> [WHAT IS ASKED]: Where a line holds the word "一般認為", copy that line.

··· RECORD LIST ···

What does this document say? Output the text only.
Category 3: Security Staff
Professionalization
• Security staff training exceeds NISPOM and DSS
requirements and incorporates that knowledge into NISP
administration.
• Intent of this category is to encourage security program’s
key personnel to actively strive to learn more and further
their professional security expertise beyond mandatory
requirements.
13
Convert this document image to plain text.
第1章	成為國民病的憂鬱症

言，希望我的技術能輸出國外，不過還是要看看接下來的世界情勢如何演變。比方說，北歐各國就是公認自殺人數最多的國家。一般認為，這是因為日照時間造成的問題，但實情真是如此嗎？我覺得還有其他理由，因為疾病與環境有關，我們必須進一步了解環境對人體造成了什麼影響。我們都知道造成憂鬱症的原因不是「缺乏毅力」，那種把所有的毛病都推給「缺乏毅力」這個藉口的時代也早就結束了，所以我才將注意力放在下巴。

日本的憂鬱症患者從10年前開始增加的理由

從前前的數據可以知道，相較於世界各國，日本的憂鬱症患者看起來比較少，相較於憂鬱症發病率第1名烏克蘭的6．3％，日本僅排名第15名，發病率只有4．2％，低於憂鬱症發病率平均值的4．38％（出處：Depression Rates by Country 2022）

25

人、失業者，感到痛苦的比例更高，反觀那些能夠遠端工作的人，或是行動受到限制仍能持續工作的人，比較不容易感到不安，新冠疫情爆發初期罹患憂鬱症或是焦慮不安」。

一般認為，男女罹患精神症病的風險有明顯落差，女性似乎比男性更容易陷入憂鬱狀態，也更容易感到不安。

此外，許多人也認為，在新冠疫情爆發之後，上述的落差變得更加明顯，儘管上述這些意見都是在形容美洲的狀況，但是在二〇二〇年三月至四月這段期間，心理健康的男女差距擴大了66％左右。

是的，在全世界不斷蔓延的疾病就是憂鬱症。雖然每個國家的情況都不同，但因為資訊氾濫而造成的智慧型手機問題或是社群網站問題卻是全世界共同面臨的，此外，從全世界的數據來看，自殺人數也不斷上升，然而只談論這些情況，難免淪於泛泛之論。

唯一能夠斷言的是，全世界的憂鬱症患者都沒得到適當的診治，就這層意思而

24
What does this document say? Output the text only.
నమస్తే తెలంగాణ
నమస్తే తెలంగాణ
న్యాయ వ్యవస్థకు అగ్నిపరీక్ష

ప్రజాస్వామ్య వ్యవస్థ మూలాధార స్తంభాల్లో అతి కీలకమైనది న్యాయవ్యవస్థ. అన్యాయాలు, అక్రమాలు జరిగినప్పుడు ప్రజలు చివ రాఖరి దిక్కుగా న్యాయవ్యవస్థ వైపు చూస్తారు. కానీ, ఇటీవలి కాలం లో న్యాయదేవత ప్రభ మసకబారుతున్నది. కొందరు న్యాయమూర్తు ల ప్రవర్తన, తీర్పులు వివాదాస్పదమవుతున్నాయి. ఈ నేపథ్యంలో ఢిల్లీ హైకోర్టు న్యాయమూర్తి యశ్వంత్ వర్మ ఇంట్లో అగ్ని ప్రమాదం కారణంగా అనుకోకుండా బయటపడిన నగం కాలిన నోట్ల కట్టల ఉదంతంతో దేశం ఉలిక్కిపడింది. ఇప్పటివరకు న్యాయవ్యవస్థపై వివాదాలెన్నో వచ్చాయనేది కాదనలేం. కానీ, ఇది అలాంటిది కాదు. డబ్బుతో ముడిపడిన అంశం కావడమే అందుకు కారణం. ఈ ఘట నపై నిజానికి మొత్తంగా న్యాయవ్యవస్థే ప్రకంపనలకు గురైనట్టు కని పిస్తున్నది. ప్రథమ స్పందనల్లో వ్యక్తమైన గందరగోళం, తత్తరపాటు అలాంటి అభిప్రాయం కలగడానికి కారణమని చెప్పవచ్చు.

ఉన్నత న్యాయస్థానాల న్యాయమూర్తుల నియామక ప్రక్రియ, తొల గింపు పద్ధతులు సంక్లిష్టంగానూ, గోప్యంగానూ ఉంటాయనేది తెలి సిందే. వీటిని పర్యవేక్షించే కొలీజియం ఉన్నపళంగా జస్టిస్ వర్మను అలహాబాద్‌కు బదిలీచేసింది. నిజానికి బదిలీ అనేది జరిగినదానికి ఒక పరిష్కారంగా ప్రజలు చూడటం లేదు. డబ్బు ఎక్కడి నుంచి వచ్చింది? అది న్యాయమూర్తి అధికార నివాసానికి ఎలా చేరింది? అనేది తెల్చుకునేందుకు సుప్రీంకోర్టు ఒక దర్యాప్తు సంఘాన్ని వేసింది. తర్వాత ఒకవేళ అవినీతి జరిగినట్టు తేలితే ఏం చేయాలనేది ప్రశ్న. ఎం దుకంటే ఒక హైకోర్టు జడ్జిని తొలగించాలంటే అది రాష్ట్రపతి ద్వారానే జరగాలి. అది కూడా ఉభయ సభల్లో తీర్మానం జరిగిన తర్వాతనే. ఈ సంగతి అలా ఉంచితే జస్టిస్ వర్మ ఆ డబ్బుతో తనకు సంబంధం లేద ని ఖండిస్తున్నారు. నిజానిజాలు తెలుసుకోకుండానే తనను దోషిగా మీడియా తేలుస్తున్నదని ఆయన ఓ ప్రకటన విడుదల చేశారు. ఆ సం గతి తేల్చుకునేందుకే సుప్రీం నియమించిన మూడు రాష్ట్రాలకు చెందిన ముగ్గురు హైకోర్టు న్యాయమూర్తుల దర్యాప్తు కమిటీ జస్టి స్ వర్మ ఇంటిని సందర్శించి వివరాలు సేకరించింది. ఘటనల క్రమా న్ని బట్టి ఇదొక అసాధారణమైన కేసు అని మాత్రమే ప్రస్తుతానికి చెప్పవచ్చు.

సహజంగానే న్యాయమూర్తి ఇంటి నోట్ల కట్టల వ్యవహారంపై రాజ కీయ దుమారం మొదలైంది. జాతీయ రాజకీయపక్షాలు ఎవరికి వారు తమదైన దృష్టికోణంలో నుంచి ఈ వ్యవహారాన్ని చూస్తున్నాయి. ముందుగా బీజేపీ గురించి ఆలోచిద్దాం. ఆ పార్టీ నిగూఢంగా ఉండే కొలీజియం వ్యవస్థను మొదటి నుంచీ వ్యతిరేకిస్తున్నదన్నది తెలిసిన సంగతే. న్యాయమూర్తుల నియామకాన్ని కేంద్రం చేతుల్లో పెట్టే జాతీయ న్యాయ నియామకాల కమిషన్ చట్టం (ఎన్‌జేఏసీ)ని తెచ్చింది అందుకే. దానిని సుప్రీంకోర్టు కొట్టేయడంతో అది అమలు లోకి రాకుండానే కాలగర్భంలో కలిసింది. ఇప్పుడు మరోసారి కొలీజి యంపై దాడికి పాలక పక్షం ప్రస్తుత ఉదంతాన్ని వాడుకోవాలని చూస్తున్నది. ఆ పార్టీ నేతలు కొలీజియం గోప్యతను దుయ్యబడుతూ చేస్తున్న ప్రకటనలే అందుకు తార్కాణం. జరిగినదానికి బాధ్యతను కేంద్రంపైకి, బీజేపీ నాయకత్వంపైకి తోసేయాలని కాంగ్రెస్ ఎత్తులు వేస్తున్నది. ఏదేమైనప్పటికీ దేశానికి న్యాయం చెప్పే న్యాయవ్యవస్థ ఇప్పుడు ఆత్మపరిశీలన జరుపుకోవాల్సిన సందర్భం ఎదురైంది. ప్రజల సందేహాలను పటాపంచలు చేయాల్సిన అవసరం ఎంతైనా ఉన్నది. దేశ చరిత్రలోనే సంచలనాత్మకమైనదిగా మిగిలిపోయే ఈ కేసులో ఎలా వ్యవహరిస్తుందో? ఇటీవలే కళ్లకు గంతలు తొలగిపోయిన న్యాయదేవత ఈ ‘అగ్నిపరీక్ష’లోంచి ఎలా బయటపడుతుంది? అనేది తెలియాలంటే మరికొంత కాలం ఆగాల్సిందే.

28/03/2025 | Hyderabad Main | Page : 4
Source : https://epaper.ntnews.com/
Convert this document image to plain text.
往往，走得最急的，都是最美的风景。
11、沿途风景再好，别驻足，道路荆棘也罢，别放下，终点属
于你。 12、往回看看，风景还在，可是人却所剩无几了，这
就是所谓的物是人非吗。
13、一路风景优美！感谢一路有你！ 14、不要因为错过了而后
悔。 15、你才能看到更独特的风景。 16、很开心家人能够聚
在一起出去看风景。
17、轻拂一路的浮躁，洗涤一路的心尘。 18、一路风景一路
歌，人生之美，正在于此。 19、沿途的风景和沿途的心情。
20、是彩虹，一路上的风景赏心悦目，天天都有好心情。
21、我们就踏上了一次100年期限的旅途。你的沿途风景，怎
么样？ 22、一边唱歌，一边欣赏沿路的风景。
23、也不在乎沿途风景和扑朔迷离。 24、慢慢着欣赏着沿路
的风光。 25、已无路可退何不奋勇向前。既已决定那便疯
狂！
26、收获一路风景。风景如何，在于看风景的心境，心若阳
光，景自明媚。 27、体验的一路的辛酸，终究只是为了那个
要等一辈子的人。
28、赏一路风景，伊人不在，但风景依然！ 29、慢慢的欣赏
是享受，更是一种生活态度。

···

> [CORRECT RESULT]:
言，希望我的技術能輸出國外，不過還是要看看接下來的世界情勢如何演變。比方說，北歐各國就是公認自殺人數最多的國家。一般認為，這是因為日照時間造成的問題，但實情真是如此嗎？我覺得還有其他理由，因為疾病與環境有關，我們必須進一步了解環境對人體造成了什麼影響。我們都知道造成憂鬱症的原因不是「缺乏毅力」，那種把所有的毛病都推給「缺乏毅力」這個藉口的時代也早就結束了，所以我才將注意力放在下巴。
一般認為，男女罹患精神症病的風險有明顯落差，女性似乎比男性更容易陷入憂鬱狀態，也更容易感到不安。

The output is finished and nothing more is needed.